| Written task |
In the entries below, find every line with "NUMBER" and copy it.

| Records for the exercise |
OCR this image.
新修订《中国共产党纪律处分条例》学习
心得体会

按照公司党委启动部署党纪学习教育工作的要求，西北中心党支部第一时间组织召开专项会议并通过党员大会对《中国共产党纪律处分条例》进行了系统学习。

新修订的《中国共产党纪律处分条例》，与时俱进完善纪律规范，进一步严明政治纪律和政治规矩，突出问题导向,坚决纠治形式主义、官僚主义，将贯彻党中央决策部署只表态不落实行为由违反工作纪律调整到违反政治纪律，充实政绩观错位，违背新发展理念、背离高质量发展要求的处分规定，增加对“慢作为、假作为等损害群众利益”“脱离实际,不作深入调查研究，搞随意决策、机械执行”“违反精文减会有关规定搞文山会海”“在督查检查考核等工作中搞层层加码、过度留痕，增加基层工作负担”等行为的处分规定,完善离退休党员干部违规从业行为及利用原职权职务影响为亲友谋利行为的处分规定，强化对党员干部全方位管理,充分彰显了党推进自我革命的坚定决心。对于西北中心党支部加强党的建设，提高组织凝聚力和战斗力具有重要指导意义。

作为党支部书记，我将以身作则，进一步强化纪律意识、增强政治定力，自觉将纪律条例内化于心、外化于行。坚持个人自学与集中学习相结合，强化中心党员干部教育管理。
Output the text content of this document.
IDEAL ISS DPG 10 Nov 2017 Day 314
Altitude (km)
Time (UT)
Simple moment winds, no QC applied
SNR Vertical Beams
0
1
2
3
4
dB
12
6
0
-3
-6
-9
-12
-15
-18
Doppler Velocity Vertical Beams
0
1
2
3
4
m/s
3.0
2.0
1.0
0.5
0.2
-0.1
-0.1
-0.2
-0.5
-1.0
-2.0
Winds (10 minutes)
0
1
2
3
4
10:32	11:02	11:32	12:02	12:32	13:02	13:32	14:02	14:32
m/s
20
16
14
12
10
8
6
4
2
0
...
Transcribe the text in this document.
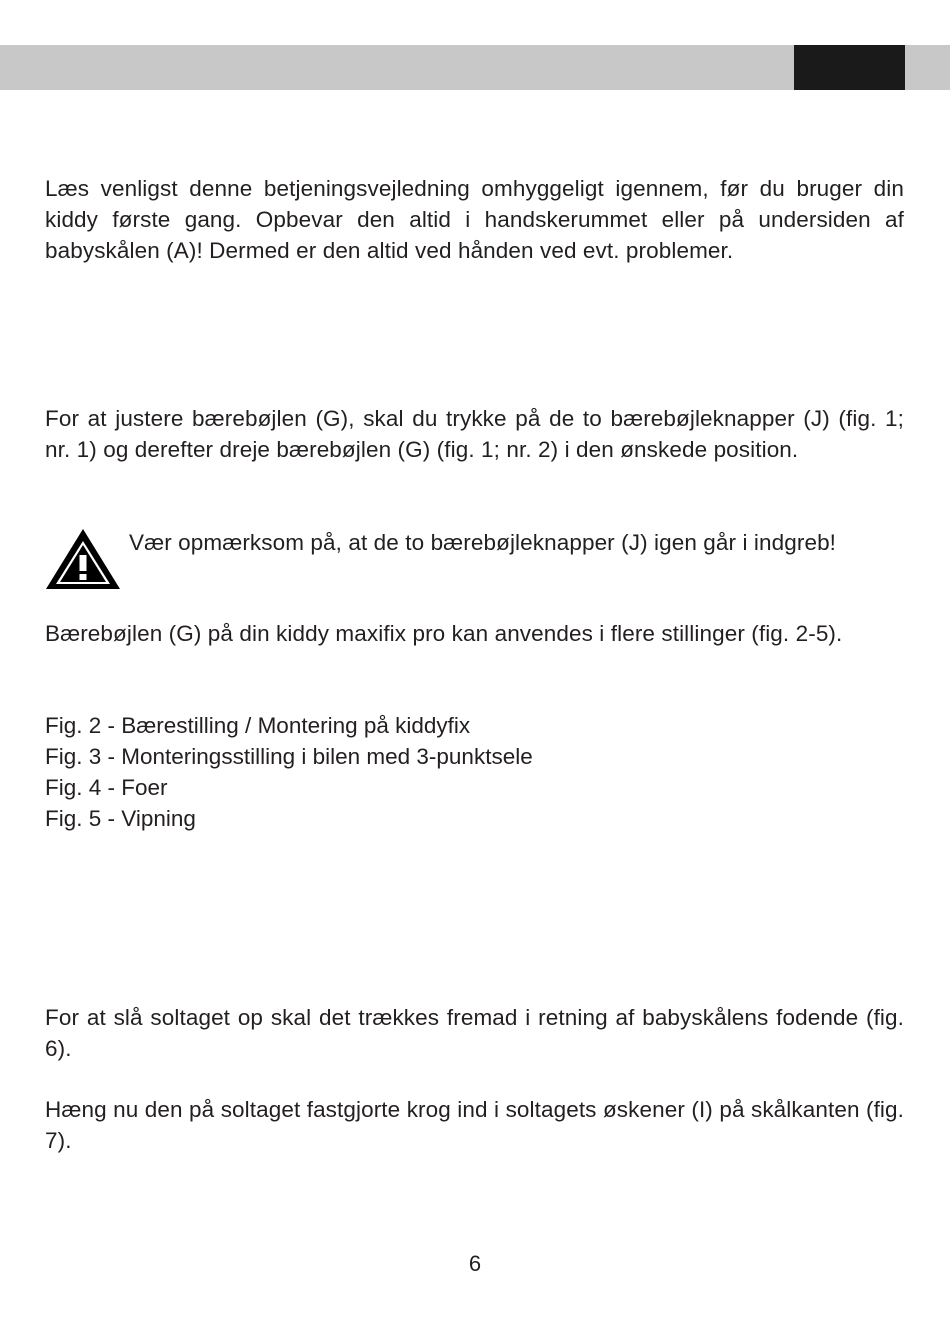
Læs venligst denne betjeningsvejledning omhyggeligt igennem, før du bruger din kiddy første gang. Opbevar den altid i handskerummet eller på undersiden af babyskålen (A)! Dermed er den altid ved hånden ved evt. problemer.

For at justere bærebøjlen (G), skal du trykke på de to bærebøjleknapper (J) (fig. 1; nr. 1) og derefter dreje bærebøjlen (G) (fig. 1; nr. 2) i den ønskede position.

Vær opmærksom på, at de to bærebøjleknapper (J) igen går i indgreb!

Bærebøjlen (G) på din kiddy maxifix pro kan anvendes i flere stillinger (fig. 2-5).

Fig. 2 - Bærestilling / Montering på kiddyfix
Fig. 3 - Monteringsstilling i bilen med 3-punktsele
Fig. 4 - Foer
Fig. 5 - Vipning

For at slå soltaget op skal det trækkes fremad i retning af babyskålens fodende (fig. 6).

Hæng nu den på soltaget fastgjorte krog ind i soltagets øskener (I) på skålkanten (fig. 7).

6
---
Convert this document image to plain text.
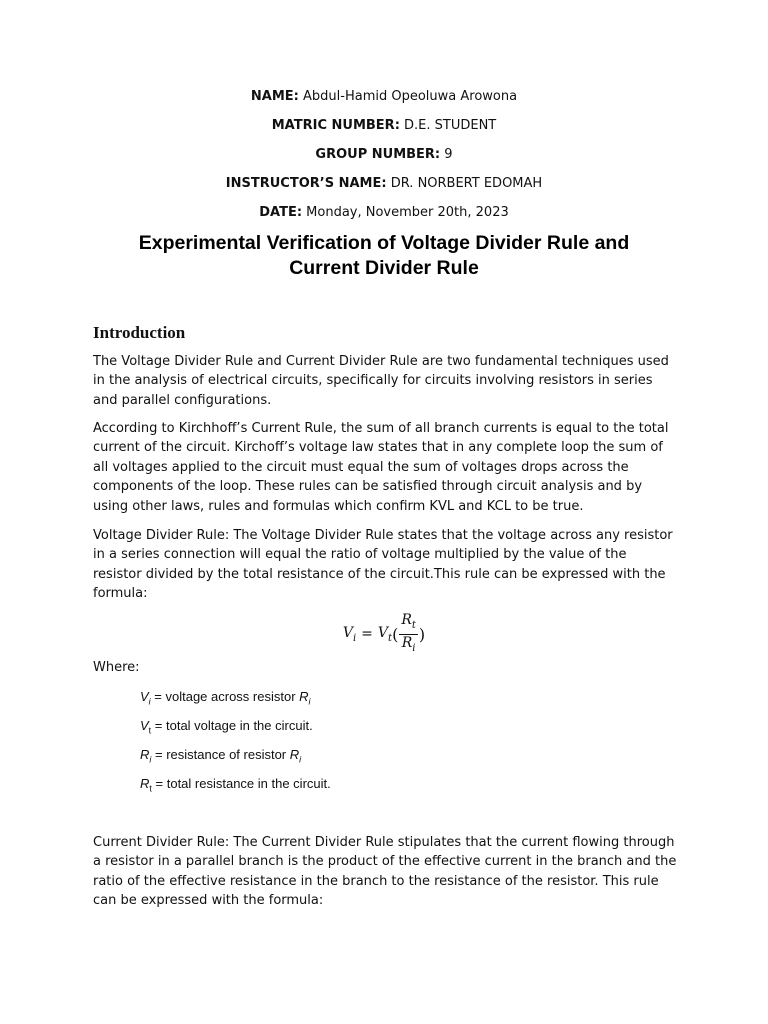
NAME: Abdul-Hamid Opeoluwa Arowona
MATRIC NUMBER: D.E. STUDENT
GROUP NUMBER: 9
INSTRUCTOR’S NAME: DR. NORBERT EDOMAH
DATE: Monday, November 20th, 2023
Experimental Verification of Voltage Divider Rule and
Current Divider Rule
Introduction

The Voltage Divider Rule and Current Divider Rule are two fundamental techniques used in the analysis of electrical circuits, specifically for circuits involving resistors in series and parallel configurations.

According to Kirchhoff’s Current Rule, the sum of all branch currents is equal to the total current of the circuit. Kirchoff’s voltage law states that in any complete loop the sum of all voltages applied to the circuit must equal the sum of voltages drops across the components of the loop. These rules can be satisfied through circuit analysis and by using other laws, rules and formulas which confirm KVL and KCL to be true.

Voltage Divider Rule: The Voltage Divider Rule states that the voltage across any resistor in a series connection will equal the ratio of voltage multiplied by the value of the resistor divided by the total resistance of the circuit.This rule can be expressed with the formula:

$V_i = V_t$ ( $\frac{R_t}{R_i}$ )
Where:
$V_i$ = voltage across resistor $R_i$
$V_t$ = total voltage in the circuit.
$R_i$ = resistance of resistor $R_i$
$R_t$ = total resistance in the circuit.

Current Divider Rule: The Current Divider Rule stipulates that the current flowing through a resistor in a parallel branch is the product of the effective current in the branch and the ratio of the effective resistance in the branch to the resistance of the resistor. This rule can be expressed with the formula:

| Output of the exercise |
MATRIC NUMBER: D.E. STUDENT
GROUP NUMBER: 9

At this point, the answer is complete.